Dataset excerpts:

** START **

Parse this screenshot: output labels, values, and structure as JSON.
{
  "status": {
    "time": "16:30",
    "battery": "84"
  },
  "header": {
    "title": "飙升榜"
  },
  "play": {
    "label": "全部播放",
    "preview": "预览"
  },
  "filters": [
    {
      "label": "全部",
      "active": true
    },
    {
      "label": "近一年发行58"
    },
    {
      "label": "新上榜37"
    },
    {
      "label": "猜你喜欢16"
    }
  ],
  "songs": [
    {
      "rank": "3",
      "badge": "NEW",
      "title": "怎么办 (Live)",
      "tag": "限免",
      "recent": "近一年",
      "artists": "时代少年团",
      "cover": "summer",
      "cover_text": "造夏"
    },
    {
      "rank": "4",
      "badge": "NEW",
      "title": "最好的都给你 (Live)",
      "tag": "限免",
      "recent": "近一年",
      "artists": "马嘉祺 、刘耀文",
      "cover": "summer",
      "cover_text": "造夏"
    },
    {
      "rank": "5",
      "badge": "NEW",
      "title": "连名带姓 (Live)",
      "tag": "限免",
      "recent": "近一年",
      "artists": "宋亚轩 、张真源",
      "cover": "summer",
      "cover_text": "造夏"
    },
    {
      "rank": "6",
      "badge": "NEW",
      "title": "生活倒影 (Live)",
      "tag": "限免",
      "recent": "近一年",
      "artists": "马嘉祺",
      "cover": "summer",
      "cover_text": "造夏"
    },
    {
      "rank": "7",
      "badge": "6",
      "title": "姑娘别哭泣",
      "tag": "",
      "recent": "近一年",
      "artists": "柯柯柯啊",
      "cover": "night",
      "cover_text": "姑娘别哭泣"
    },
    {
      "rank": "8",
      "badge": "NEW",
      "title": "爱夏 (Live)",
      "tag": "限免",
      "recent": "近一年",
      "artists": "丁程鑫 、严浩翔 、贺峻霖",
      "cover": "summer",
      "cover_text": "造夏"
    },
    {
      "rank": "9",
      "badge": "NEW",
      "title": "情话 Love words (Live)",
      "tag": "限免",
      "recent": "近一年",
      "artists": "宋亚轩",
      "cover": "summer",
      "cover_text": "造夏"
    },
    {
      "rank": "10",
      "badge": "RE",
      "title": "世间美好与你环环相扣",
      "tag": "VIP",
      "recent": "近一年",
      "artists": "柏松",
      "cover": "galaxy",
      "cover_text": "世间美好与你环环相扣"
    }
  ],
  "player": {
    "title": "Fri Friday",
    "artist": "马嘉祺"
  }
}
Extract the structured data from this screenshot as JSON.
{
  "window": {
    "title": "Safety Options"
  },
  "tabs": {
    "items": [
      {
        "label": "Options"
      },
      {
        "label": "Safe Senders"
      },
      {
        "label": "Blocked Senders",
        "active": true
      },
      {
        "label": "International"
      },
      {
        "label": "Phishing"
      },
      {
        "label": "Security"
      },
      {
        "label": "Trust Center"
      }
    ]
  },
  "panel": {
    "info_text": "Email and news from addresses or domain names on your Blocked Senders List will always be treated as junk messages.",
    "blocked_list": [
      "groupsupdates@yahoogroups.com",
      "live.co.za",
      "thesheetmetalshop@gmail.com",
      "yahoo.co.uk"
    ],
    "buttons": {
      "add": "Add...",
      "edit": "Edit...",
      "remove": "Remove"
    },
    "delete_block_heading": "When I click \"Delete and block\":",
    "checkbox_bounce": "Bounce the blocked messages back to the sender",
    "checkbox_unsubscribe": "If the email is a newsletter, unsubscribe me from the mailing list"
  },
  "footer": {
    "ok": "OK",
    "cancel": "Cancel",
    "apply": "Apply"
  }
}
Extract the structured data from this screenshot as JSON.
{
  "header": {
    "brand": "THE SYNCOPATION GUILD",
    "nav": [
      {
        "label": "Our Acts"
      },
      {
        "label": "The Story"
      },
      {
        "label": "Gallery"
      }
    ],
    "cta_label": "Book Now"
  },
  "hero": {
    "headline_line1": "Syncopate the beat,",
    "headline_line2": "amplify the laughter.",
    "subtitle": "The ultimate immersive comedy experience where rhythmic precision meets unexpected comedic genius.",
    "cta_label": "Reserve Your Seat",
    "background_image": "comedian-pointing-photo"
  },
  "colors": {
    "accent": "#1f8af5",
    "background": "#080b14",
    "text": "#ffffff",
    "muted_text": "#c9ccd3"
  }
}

** END **

▶ Exercise objective
Each line must be given again exactly as written above.

▶ Final result
Parse this screenshot: output labels, values, and structure as JSON.
{
  "status": {
    "time": "16:30",
    "battery": "84"
  },
  "header": {
    "title": "飙升榜"
  },
  "play": {
    "label": "全部播放",
    "preview": "预览"
  },
  "filters": [
    {
      "label": "全部",
      "active": true
    },
    {
      "label": "近一年发行58"
    },
    {
      "label": "新上榜37"
    },
    {
      "label": "猜你喜欢16"
    }
  ],
  "songs": [
    {
      "rank": "3",
      "badge": "NEW",
      "title": "怎么办 (Live)",
      "tag": "限免",
      "recent": "近一年",
      "artists": "时代少年团",
      "cover": "summer",
      "cover_text": "造夏"
    },
    {
      "rank": "4",
      "badge": "NEW",
      "title": "最好的都给你 (Live)",
      "tag": "限免",
      "recent": "近一年",
      "artists": "马嘉祺 、刘耀文",
      "cover": "summer",
      "cover_text": "造夏"
    },
    {
      "rank": "5",
      "badge": "NEW",
      "title": "连名带姓 (Live)",
      "tag": "限免",
      "recent": "近一年",
      "artists": "宋亚轩 、张真源",
      "cover": "summer",
      "cover_text": "造夏"
    },
    {
      "rank": "6",
      "badge": "NEW",
      "title": "生活倒影 (Live)",
      "tag": "限免",
      "recent": "近一年",
      "artists": "马嘉祺",
      "cover": "summer",
      "cover_text": "造夏"
    },
    {
      "rank": "7",
      "badge": "6",
      "title": "姑娘别哭泣",
      "tag": "",
      "recent": "近一年",
      "artists": "柯柯柯啊",
      "cover": "night",
      "cover_text": "姑娘别哭泣"
    },
    {
      "rank": "8",
      "badge": "NEW",
      "title": "爱夏 (Live)",
      "tag": "限免",
      "recent": "近一年",
      "artists": "丁程鑫 、严浩翔 、贺峻霖",
      "cover": "summer",
      "cover_text": "造夏"
    },
    {
      "rank": "9",
      "badge": "NEW",
      "title": "情话 Love words (Live)",
      "tag": "限免",
      "recent": "近一年",
      "artists": "宋亚轩",
      "cover": "summer",
      "cover_text": "造夏"
    },
    {
      "rank": "10",
      "badge": "RE",
      "title": "世间美好与你环环相扣",
      "tag": "VIP",
      "recent": "近一年",
      "artists": "柏松",
      "cover": "galaxy",
      "cover_text": "世间美好与你环环相扣"
    }
  ],
  "player": {
    "title": "Fri Friday",
    "artist": "马嘉祺"
  }
}
Extract the structured data from this screenshot as JSON.
{
  "window": {
    "title": "Safety Options"
  },
  "tabs": {
    "items": [
      {
        "label": "Options"
      },
      {
        "label": "Safe Senders"
      },
      {
        "label": "Blocked Senders",
        "active": true
      },
      {
        "label": "International"
      },
      {
        "label": "Phishing"
      },
      {
        "label": "Security"
      },
      {
        "label": "Trust Center"
      }
    ]
  },
  "panel": {
    "info_text": "Email and news from addresses or domain names on your Blocked Senders List will always be treated as junk messages.",
    "blocked_list": [
      "groupsupdates@yahoogroups.com",
      "live.co.za",
      "thesheetmetalshop@gmail.com",
      "yahoo.co.uk"
    ],
    "buttons": {
      "add": "Add...",
      "edit": "Edit...",
      "remove": "Remove"
    },
    "delete_block_heading": "When I click \"Delete and block\":",
    "checkbox_bounce": "Bounce the blocked messages back to the sender",
    "checkbox_unsubscribe": "If the email is a newsletter, unsubscribe me from the mailing list"
  },
  "footer": {
    "ok": "OK",
    "cancel": "Cancel",
    "apply": "Apply"
  }
}
Extract the structured data from this screenshot as JSON.
{
  "header": {
    "brand": "THE SYNCOPATION GUILD",
    "nav": [
      {
        "label": "Our Acts"
      },
      {
        "label": "The Story"
      },
      {
        "label": "Gallery"
      }
    ],
    "cta_label": "Book Now"
  },
  "hero": {
    "headline_line1": "Syncopate the beat,",
    "headline_line2": "amplify the laughter.",
    "subtitle": "The ultimate immersive comedy experience where rhythmic precision meets unexpected comedic genius.",
    "cta_label": "Reserve Your Seat",
    "background_image": "comedian-pointing-photo"
  },
  "colors": {
    "accent": "#1f8af5",
    "background": "#080b14",
    "text": "#ffffff",
    "muted_text": "#c9ccd3"
  }
}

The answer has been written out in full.